#### TEXT BLOCK
## BEGIN

Confoo 2012 : Regular Expressions

Talk by Jakon Westhoff (Qafoo) given on Friday 2nd March

Different languages utilize different different regular expression engines : PHP (PCRE), Java, Python, Ruby, etc…

Delimiter  with / for example : /foobar/i  : i is case insensitive

MetaCharacters :

  • * : any number of occurrences
  • + : at least once
  • ? : once or not at all
  • {x,y} : occurrences between x and y

Character classes

  • matches any character EXCEPT new line; but using the s , for example : (The.Point)s   it can also match new lines
  • character classes : [abcdef]+ any character in the bracket would be matched on or several times; ranges :  [a–cd-f]+ most of the metacharacters loose their meaning inside brackets; except for the range
  • [^abcef]+ : negates a the new line is part of it; to except the new line : [^\n]+
  • predefined character classes : \d (digit) \s : every whitespace whitespace; the  capital letters negate : \D everything but a digit
  • (something)D : no new line tolerated at the end

Alternatives

  • Logical OR : Open|Source : matches the first found : Open or Source

Escaping

  • \ in front of the character (it is supposed to be a literal one, not a special one)

## END

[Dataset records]
## BEGIN

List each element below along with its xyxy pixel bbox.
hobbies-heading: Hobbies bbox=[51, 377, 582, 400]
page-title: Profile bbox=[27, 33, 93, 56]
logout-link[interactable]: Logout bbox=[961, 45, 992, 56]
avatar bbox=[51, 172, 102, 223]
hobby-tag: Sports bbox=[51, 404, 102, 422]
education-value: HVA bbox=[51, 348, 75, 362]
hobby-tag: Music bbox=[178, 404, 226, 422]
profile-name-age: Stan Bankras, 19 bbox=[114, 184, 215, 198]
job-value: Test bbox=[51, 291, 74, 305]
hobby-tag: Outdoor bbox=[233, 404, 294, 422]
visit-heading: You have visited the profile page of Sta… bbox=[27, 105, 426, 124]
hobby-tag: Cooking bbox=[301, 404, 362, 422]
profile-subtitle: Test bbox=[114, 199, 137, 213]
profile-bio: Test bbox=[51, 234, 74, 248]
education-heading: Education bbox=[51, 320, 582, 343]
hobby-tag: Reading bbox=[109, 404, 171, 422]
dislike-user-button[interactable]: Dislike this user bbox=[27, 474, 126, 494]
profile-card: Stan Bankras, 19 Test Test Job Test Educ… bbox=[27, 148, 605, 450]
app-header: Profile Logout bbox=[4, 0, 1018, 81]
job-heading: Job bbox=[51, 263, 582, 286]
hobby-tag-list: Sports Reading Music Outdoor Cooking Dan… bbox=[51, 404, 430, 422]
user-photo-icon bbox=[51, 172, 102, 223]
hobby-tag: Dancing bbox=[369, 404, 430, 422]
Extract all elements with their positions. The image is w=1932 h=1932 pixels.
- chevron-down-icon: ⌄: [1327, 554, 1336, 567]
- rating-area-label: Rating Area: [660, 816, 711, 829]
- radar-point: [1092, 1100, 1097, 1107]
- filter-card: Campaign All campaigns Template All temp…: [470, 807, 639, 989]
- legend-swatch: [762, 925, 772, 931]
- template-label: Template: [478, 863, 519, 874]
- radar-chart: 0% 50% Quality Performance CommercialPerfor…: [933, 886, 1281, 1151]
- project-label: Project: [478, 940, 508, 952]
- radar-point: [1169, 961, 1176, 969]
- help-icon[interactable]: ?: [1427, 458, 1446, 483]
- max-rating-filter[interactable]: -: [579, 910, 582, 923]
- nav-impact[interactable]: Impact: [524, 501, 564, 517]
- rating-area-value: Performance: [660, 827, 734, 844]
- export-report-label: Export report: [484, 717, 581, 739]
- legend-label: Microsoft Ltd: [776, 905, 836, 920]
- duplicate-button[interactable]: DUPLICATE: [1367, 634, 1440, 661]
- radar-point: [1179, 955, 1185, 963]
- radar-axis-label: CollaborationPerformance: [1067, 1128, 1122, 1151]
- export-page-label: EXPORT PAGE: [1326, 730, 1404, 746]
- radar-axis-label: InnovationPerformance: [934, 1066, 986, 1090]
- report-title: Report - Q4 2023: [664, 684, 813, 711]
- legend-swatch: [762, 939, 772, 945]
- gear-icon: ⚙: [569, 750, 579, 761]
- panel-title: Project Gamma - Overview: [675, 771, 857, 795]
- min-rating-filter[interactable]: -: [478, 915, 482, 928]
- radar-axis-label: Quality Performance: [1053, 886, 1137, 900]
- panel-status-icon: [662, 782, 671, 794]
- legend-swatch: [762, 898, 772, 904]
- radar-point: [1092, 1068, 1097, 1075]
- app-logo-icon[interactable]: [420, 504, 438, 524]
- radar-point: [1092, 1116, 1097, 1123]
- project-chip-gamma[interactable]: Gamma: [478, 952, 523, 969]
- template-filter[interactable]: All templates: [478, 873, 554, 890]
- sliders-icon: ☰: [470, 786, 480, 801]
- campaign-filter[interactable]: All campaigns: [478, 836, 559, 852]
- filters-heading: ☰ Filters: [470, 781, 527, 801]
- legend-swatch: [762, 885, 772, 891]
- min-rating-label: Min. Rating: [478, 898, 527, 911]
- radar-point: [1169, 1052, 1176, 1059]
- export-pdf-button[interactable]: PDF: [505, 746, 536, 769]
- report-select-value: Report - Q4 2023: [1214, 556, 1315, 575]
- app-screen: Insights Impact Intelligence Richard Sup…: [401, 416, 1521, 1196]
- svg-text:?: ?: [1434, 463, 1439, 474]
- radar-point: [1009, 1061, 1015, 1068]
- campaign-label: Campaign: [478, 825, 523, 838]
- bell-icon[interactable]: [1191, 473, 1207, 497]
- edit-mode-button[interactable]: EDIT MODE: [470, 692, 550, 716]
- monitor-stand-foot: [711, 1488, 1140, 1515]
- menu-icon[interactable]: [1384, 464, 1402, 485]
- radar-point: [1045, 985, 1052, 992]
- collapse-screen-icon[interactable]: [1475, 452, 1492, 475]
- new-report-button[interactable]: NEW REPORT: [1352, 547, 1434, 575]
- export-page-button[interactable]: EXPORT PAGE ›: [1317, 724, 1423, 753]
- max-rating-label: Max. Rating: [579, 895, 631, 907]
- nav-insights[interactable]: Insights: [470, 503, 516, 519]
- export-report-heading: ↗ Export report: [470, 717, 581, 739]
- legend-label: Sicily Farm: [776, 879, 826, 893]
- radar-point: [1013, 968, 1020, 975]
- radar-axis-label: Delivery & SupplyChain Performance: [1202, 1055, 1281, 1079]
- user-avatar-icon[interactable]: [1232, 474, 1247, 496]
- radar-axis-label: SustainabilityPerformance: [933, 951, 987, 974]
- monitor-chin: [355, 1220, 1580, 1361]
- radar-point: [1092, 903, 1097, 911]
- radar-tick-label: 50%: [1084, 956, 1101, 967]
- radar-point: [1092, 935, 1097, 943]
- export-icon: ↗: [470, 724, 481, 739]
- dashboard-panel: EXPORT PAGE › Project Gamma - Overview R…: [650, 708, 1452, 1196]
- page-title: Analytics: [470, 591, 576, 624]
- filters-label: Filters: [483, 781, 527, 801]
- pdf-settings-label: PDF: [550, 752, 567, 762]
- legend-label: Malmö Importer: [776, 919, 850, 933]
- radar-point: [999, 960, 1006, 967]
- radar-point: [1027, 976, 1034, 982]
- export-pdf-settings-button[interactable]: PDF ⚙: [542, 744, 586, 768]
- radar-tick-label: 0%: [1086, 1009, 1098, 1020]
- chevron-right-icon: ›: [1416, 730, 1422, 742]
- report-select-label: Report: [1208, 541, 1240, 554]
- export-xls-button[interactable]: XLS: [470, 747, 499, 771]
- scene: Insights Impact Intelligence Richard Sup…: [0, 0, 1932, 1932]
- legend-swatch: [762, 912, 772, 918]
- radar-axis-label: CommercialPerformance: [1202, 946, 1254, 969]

## END

#### TASK DESCRIPTION
Write the next part of the notes on the regular expressions talk, picking up after the last point about escaping. The dataset records have no connection to the notes on the regular expressions talk.

#### ANSWER TO THIS EXERCISE
  • be careful that according to your programming language, \ has also a meaning; so \\n become current…

Anchors

  • ^ beginning of the subject
  • $ end of the character
  • (^abcdef$)m enables multiline mode

Sub pattern

  • ((abc)(def)) : to extract part of the string : 1 -> abc and 2 -> def
  • named sub-pattern : P option

Readability

  • x : Extend your pattern’s legibility by permitting whitespace and comments.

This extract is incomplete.